* _WORK INSTRUCTIONS_
Return all the data below as it stands, minus the pictures.

** start PROVIDED DATA **

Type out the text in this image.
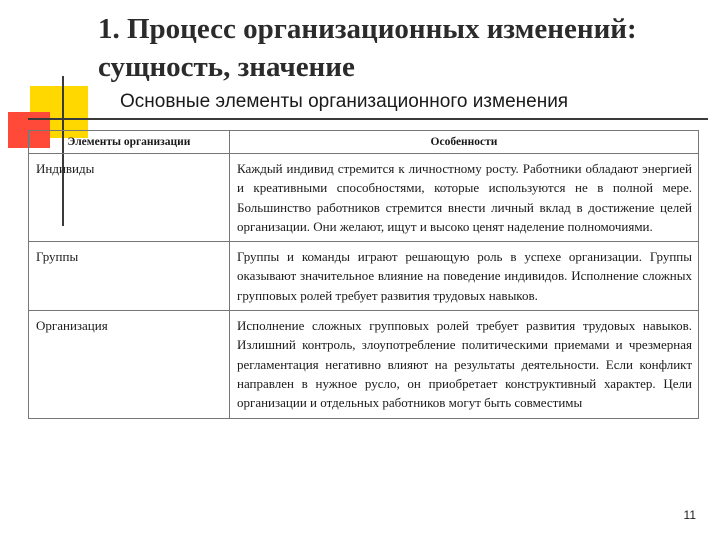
1. Процесс организационных изменений:
сущность, значение
Основные элементы организационного изменения
Элементы организации	Особенности
Индивиды	Каждый индивид стремится к личностному росту. Работники обладают энергией и креативными способностями, которые используются не в полной мере. Большинство работников стремится внести личный вклад в достижение целей организации. Они желают, ищут и высоко ценят наделение полномочиями.
Группы	Группы и команды играют решающую роль в успехе организации. Группы оказывают значительное влияние на поведение индивидов. Исполнение сложных групповых ролей требует развития трудовых навыков.
Организация	Исполнение сложных групповых ролей требует развития трудовых навыков. Излишний контроль, злоупотребление политическими приемами и чрезмерная регламентация негативно влияют на результаты деятельности. Если конфликт направлен в нужное русло, он приобретает конструктивный характер. Цели организации и отдельных работников могут быть совместимы
11
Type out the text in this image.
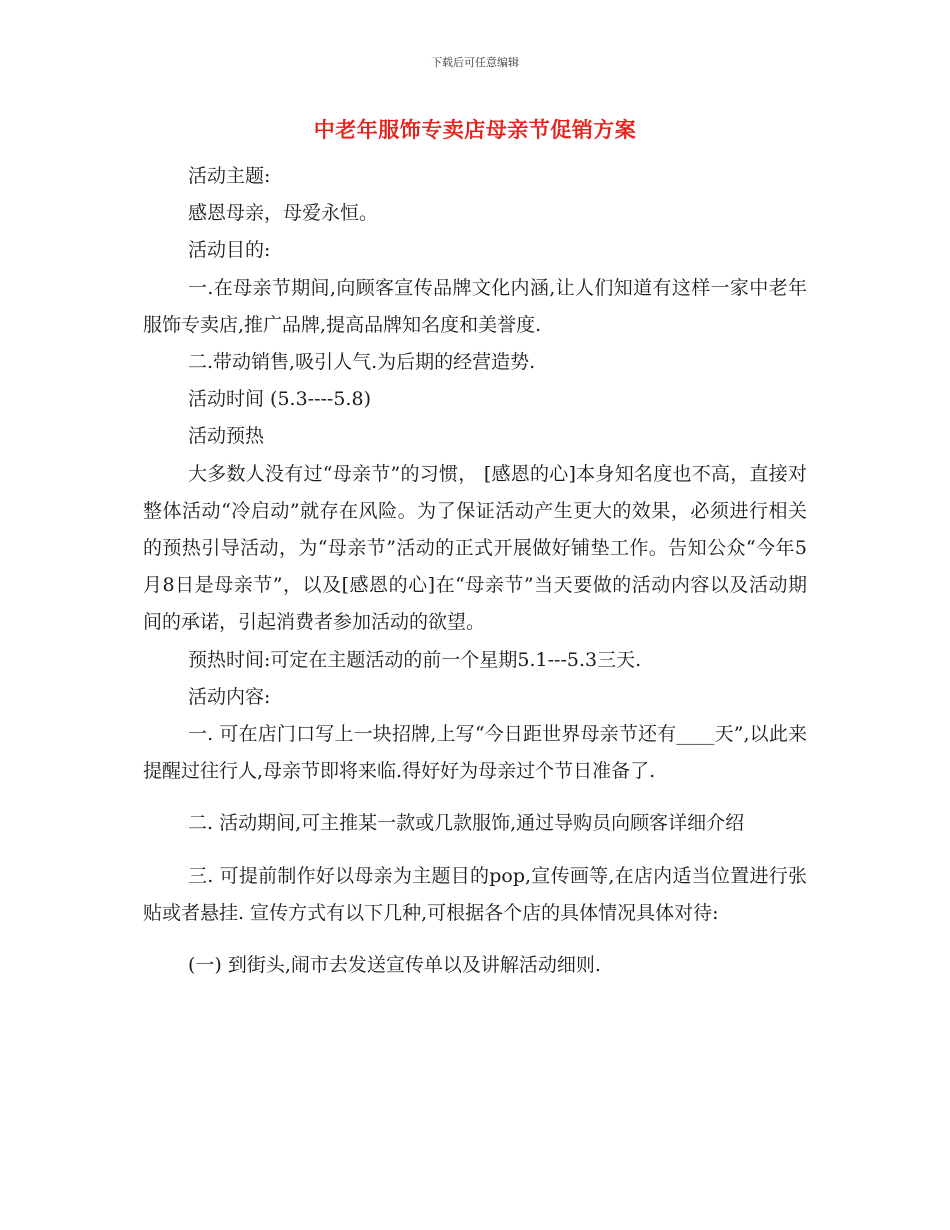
下载后可任意编辑
中老年服饰专卖店母亲节促销方案

活动主题:

感恩母亲，母爱永恒。

活动目的:

一.在母亲节期间,向顾客宣传品牌文化内涵,让人们知道有这样一家中老年服饰专卖店,推广品牌,提高品牌知名度和美誉度.

二.带动销售,吸引人气.为后期的经营造势.

活动时间 (5.3----5.8)

活动预热

大多数人没有过“母亲节”的习惯， [感恩的心]本身知名度也不高，直接对整体活动“冷启动”就存在风险。为了保证活动产生更大的效果，必须进行相关的预热引导活动，为“母亲节”活动的正式开展做好铺垫工作。告知公众“今年5月8日是母亲节”，以及[感恩的心]在“母亲节”当天要做的活动内容以及活动期间的承诺，引起消费者参加活动的欲望。

预热时间:可定在主题活动的前一个星期5.1---5.3三天.

活动内容:

一. 可在店门口写上一块招牌,上写“今日距世界母亲节还有____天”,以此来提醒过往行人,母亲节即将来临.得好好为母亲过个节日准备了.

二. 活动期间,可主推某一款或几款服饰,通过导购员向顾客详细介绍

三. 可提前制作好以母亲为主题目的pop,宣传画等,在店内适当位置进行张贴或者悬挂. 宣传方式有以下几种,可根据各个店的具体情况具体对待:

(一) 到街头,闹市去发送宣传单以及讲解活动细则.
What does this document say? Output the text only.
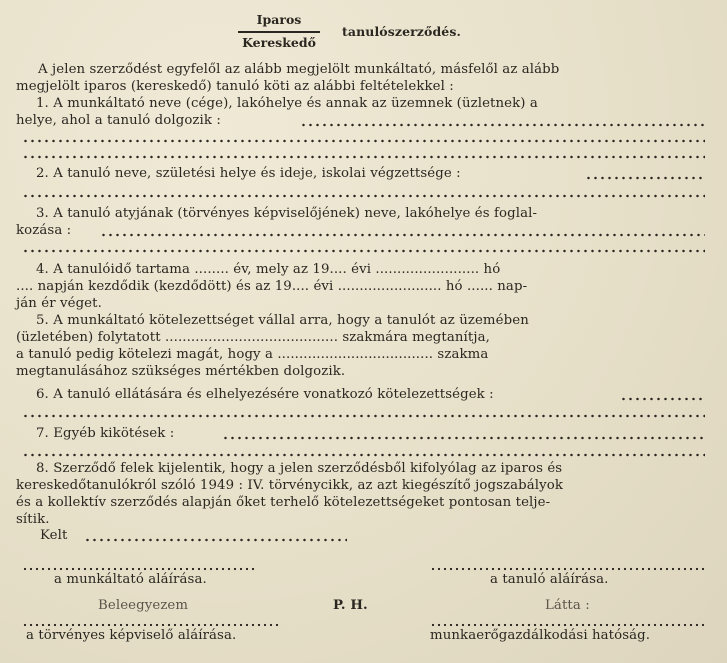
Iparos
Kereskedő
tanulószerződés.
A jelen szerződést egyfelől az alább megjelölt munkáltató, másfelől az alább
megjelölt iparos (kereskedő) tanuló köti az alábbi feltételekkel :
1. A munkáltató neve (cége), lakóhelye és annak az üzemnek (üzletnek) a
helye, ahol a tanuló dolgozik :
2. A tanuló neve, születési helye és ideje, iskolai végzettsége :
3. A tanuló atyjának (törvényes képviselőjének) neve, lakóhelye és foglal-
kozása :
4. A tanulóidő tartama ........ év, mely az 19.... évi ........................ hó
.... napján kezdődik (kezdődött) és az 19.... évi ........................ hó ...... nap-
ján ér véget.
5. A munkáltató kötelezettséget vállal arra, hogy a tanulót az üzemében
(üzletében) folytatott ........................................ szakmára megtanítja,
a tanuló pedig kötelezi magát, hogy a .................................... szakma
megtanulásához szükséges mértékben dolgozik.
6. A tanuló ellátására és elhelyezésére vonatkozó kötelezettségek :
7. Egyéb kikötések :
8. Szerződő felek kijelentik, hogy a jelen szerződésből kifolyólag az iparos és
kereskedőtanulókról szóló 1949 : IV. törvénycikk, az azt kiegészítő jogszabályok
és a kollektív szerződés alapján őket terhelő kötelezettségeket pontosan telje-
sítik.
Kelt
a munkáltató aláírása.	a tanuló aláírása.
Beleegyezem	P. H.	Látta :
a törvényes képviselő aláírása.	munkaerőgazdálkodási hatóság.
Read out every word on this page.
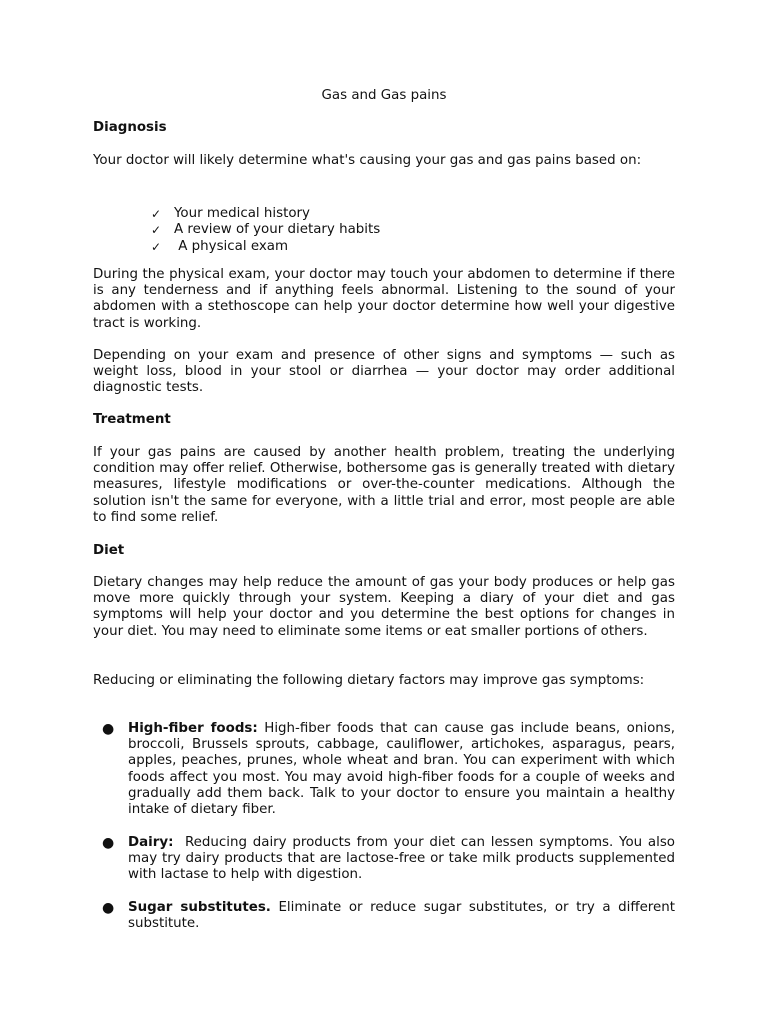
Gas and Gas pains
Diagnosis
Your doctor will likely determine what's causing your gas and gas pains based on:
✓ Your medical history
✓ A review of your dietary habits
✓ A physical exam
During the physical exam, your doctor may touch your abdomen to determine if there is any tenderness and if anything feels abnormal. Listening to the sound of your abdomen with a stethoscope can help your doctor determine how well your digestive tract is working.
Depending on your exam and presence of other signs and symptoms — such as weight loss, blood in your stool or diarrhea — your doctor may order additional diagnostic tests.
Treatment
If your gas pains are caused by another health problem, treating the underlying condition may offer relief. Otherwise, bothersome gas is generally treated with dietary measures, lifestyle modifications or over-the-counter medications. Although the solution isn't the same for everyone, with a little trial and error, most people are able to find some relief.
Diet
Dietary changes may help reduce the amount of gas your body produces or help gas move more quickly through your system. Keeping a diary of your diet and gas symptoms will help your doctor and you determine the best options for changes in your diet. You may need to eliminate some items or eat smaller portions of others.
Reducing or eliminating the following dietary factors may improve gas symptoms:
● High-fiber foods: High-fiber foods that can cause gas include beans, onions, broccoli, Brussels sprouts, cabbage, cauliflower, artichokes, asparagus, pears, apples, peaches, prunes, whole wheat and bran. You can experiment with which foods affect you most. You may avoid high-fiber foods for a couple of weeks and gradually add them back. Talk to your doctor to ensure you maintain a healthy intake of dietary fiber.
● Dairy:  Reducing dairy products from your diet can lessen symptoms. You also may try dairy products that are lactose-free or take milk products supplemented with lactase to help with digestion.
● Sugar substitutes. Eliminate or reduce sugar substitutes, or try a different substitute.
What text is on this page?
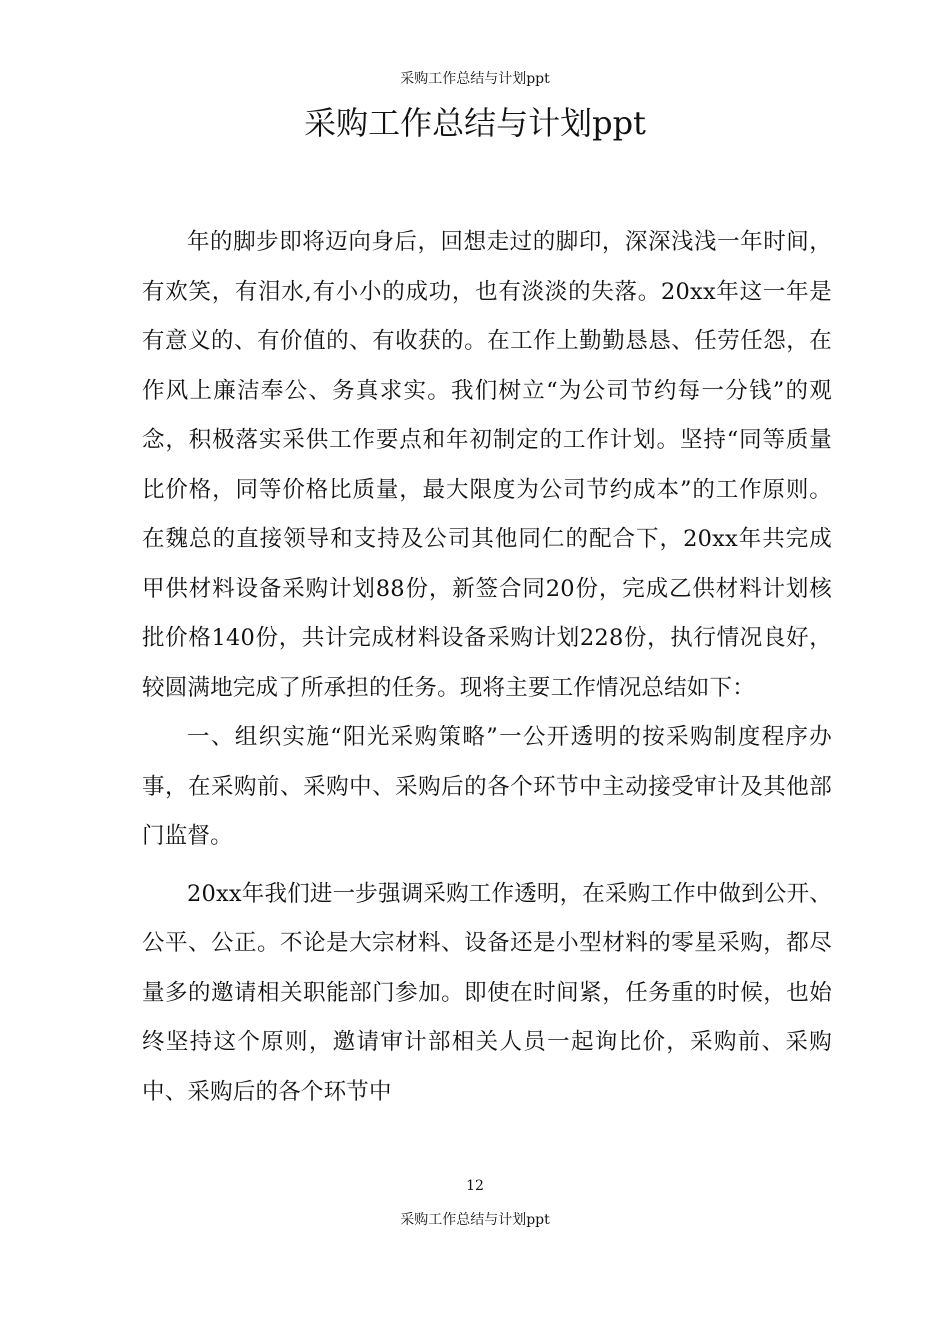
采购工作总结与计划ppt
采购工作总结与计划ppt

年的脚步即将迈向身后，回想走过的脚印，深深浅浅一年时间，有欢笑，有泪水,有小小的成功，也有淡淡的失落。20xx年这一年是有意义的、有价值的、有收获的。在工作上勤勤恳恳、任劳任怨，在作风上廉洁奉公、务真求实。我们树立“为公司节约每一分钱”的观念，积极落实采供工作要点和年初制定的工作计划。坚持“同等质量比价格，同等价格比质量，最大限度为公司节约成本”的工作原则。在魏总的直接领导和支持及公司其他同仁的配合下，20xx年共完成甲供材料设备采购计划88份，新签合同20份，完成乙供材料计划核批价格140份，共计完成材料设备采购计划228份，执行情况良好，较圆满地完成了所承担的任务。现将主要工作情况总结如下：

一、组织实施“阳光采购策略”一公开透明的按采购制度程序办事，在采购前、采购中、采购后的各个环节中主动接受审计及其他部门监督。

20xx年我们进一步强调采购工作透明，在采购工作中做到公开、公平、公正。不论是大宗材料、设备还是小型材料的零星采购，都尽量多的邀请相关职能部门参加。即使在时间紧，任务重的时候，也始终坚持这个原则，邀请审计部相关人员一起询比价，采购前、采购中、采购后的各个环节中

12
采购工作总结与计划ppt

** end PROVIDED DATA **

* _ANSWER TO THIS EXERCISE_
Type out the text in this image.
1. Процесс организационных изменений:
сущность, значение
Основные элементы организационного изменения
Элементы организации	Особенности
Индивиды	Каждый индивид стремится к личностному росту. Работники обладают энергией и креативными способностями, которые используются не в полной мере. Большинство работников стремится внести личный вклад в достижение целей организации. Они желают, ищут и высоко ценят наделение полномочиями.
Группы	Группы и команды играют решающую роль в успехе организации. Группы оказывают значительное влияние на поведение индивидов. Исполнение сложных групповых ролей требует развития трудовых навыков.
Организация	Исполнение сложных групповых ролей требует развития трудовых навыков. Излишний контроль, злоупотребление политическими приемами и чрезмерная регламентация негативно влияют на результаты деятельности. Если конфликт направлен в нужное русло, он приобретает конструктивный характер. Цели организации и отдельных работников могут быть совместимы
11
Type out the text in this image.
下载后可任意编辑
中老年服饰专卖店母亲节促销方案

活动主题:

感恩母亲，母爱永恒。

活动目的:

一.在母亲节期间,向顾客宣传品牌文化内涵,让人们知道有这样一家中老年服饰专卖店,推广品牌,提高品牌知名度和美誉度.

二.带动销售,吸引人气.为后期的经营造势.

活动时间 (5.3----5.8)

活动预热

大多数人没有过“母亲节”的习惯， [感恩的心]本身知名度也不高，直接对整体活动“冷启动”就存在风险。为了保证活动产生更大的效果，必须进行相关的预热引导活动，为“母亲节”活动的正式开展做好铺垫工作。告知公众“今年5月8日是母亲节”，以及[感恩的心]在“母亲节”当天要做的活动内容以及活动期间的承诺，引起消费者参加活动的欲望。

预热时间:可定在主题活动的前一个星期5.1---5.3三天.

活动内容:

一. 可在店门口写上一块招牌,上写“今日距世界母亲节还有____天”,以此来提醒过往行人,母亲节即将来临.得好好为母亲过个节日准备了.

二. 活动期间,可主推某一款或几款服饰,通过导购员向顾客详细介绍

三. 可提前制作好以母亲为主题目的pop,宣传画等,在店内适当位置进行张贴或者悬挂. 宣传方式有以下几种,可根据各个店的具体情况具体对待:

(一) 到街头,闹市去发送宣传单以及讲解活动细则.
What does this document say? Output the text only.
Iparos
Kereskedő
tanulószerződés.
A jelen szerződést egyfelől az alább megjelölt munkáltató, másfelől az alább
megjelölt iparos (kereskedő) tanuló köti az alábbi feltételekkel :
1. A munkáltató neve (cége), lakóhelye és annak az üzemnek (üzletnek) a
helye, ahol a tanuló dolgozik :
2. A tanuló neve, születési helye és ideje, iskolai végzettsége :
3. A tanuló atyjának (törvényes képviselőjének) neve, lakóhelye és foglal-
kozása :
4. A tanulóidő tartama ........ év, mely az 19.... évi ........................ hó
.... napján kezdődik (kezdődött) és az 19.... évi ........................ hó ...... nap-
ján ér véget.
5. A munkáltató kötelezettséget vállal arra, hogy a tanulót az üzemében
(üzletében) folytatott ........................................ szakmára megtanítja,
a tanuló pedig kötelezi magát, hogy a .................................... szakma
megtanulásához szükséges mértékben dolgozik.
6. A tanuló ellátására és elhelyezésére vonatkozó kötelezettségek :
7. Egyéb kikötések :
8. Szerződő felek kijelentik, hogy a jelen szerződésből kifolyólag az iparos és
kereskedőtanulókról szóló 1949 : IV. törvénycikk, az azt kiegészítő jogszabályok
és a kollektív szerződés alapján őket terhelő kötelezettségeket pontosan telje-
sítik.
Kelt
a munkáltató aláírása.	a tanuló aláírása.
Beleegyezem	P. H.	Látta :
a törvényes képviselő aláírása.	munkaerőgazdálkodási hatóság.
Read out every word on this page.
Gas and Gas pains
Diagnosis
Your doctor will likely determine what's causing your gas and gas pains based on:
✓ Your medical history
✓ A review of your dietary habits
✓ A physical exam
During the physical exam, your doctor may touch your abdomen to determine if there is any tenderness and if anything feels abnormal. Listening to the sound of your abdomen with a stethoscope can help your doctor determine how well your digestive tract is working.
Depending on your exam and presence of other signs and symptoms — such as weight loss, blood in your stool or diarrhea — your doctor may order additional diagnostic tests.
Treatment
If your gas pains are caused by another health problem, treating the underlying condition may offer relief. Otherwise, bothersome gas is generally treated with dietary measures, lifestyle modifications or over-the-counter medications. Although the solution isn't the same for everyone, with a little trial and error, most people are able to find some relief.
Diet
Dietary changes may help reduce the amount of gas your body produces or help gas move more quickly through your system. Keeping a diary of your diet and gas symptoms will help your doctor and you determine the best options for changes in your diet. You may need to eliminate some items or eat smaller portions of others.
Reducing or eliminating the following dietary factors may improve gas symptoms:
● High-fiber foods: High-fiber foods that can cause gas include beans, onions, broccoli, Brussels sprouts, cabbage, cauliflower, artichokes, asparagus, pears, apples, peaches, prunes, whole wheat and bran. You can experiment with which foods affect you most. You may avoid high-fiber foods for a couple of weeks and gradually add them back. Talk to your doctor to ensure you maintain a healthy intake of dietary fiber.
● Dairy:  Reducing dairy products from your diet can lessen symptoms. You also may try dairy products that are lactose-free or take milk products supplemented with lactase to help with digestion.
● Sugar substitutes. Eliminate or reduce sugar substitutes, or try a different substitute.
What text is on this page?
采购工作总结与计划ppt
采购工作总结与计划ppt

年的脚步即将迈向身后，回想走过的脚印，深深浅浅一年时间，有欢笑，有泪水,有小小的成功，也有淡淡的失落。20xx年这一年是有意义的、有价值的、有收获的。在工作上勤勤恳恳、任劳任怨，在作风上廉洁奉公、务真求实。我们树立“为公司节约每一分钱”的观念，积极落实采供工作要点和年初制定的工作计划。坚持“同等质量比价格，同等价格比质量，最大限度为公司节约成本”的工作原则。在魏总的直接领导和支持及公司其他同仁的配合下，20xx年共完成甲供材料设备采购计划88份，新签合同20份，完成乙供材料计划核批价格140份，共计完成材料设备采购计划228份，执行情况良好，较圆满地完成了所承担的任务。现将主要工作情况总结如下：

一、组织实施“阳光采购策略”一公开透明的按采购制度程序办事，在采购前、采购中、采购后的各个环节中主动接受审计及其他部门监督。

20xx年我们进一步强调采购工作透明，在采购工作中做到公开、公平、公正。不论是大宗材料、设备还是小型材料的零星采购，都尽量多的邀请相关职能部门参加。即使在时间紧，任务重的时候，也始终坚持这个原则，邀请审计部相关人员一起询比价，采购前、采购中、采购后的各个环节中

12
采购工作总结与计划ppt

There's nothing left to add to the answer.